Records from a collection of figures
[start]
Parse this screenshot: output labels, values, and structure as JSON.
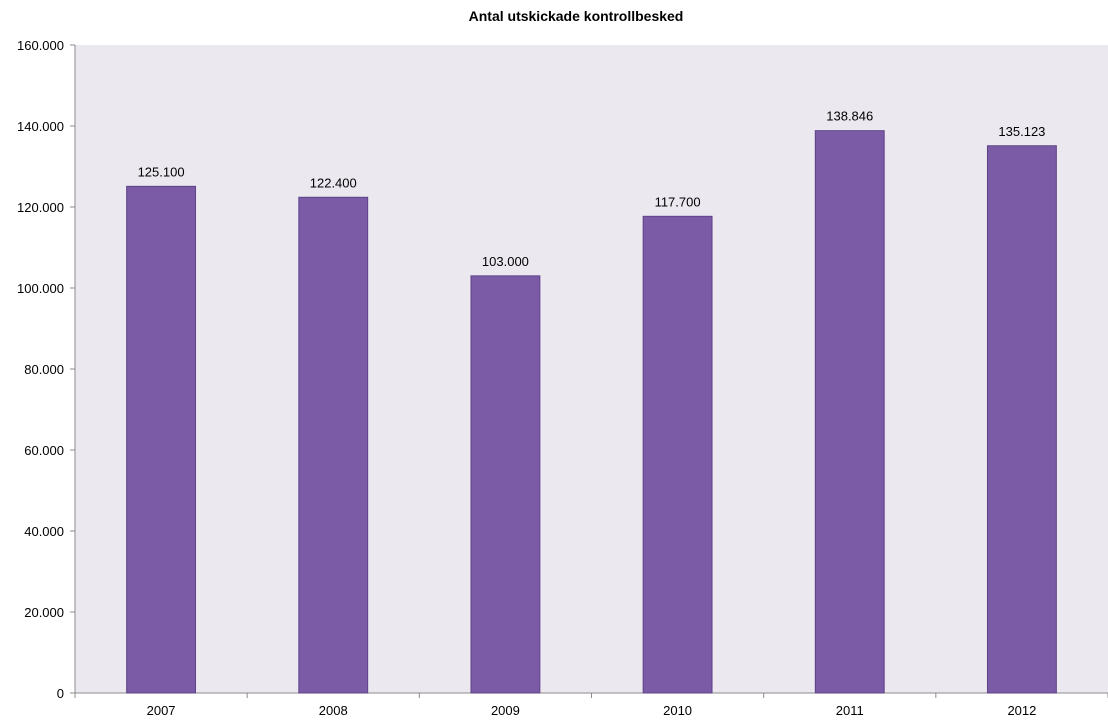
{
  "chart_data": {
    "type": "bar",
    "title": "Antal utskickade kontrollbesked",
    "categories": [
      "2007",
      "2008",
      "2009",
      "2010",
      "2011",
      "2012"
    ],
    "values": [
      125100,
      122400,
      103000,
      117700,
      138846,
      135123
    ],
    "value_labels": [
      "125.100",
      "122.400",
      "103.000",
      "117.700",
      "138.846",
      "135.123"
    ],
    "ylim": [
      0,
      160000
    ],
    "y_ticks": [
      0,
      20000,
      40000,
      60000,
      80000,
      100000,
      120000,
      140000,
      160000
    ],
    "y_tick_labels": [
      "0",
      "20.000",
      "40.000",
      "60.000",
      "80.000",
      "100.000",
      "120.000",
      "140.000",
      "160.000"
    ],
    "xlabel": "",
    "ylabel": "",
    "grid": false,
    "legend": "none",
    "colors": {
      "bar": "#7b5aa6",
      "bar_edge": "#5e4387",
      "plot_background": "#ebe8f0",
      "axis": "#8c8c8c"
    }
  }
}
[end]
[start]
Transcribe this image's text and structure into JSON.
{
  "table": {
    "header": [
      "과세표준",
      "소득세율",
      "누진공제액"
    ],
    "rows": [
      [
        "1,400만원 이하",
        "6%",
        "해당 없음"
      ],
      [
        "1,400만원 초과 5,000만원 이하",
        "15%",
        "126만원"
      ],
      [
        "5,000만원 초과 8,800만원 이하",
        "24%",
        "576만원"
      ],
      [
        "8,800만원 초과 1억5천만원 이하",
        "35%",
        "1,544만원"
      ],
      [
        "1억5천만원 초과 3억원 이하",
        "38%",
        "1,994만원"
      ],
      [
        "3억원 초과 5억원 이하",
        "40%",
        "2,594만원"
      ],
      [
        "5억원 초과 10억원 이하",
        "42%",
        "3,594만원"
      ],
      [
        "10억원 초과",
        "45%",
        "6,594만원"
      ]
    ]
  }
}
[end]
» **TO BE DONE**
Pick out the lines that have the word "this". Copy them all.

» **COMPLETE RESPONSE**
Parse this screenshot: output labels, values, and structure as JSON.
Transcribe this image's text and structure into JSON.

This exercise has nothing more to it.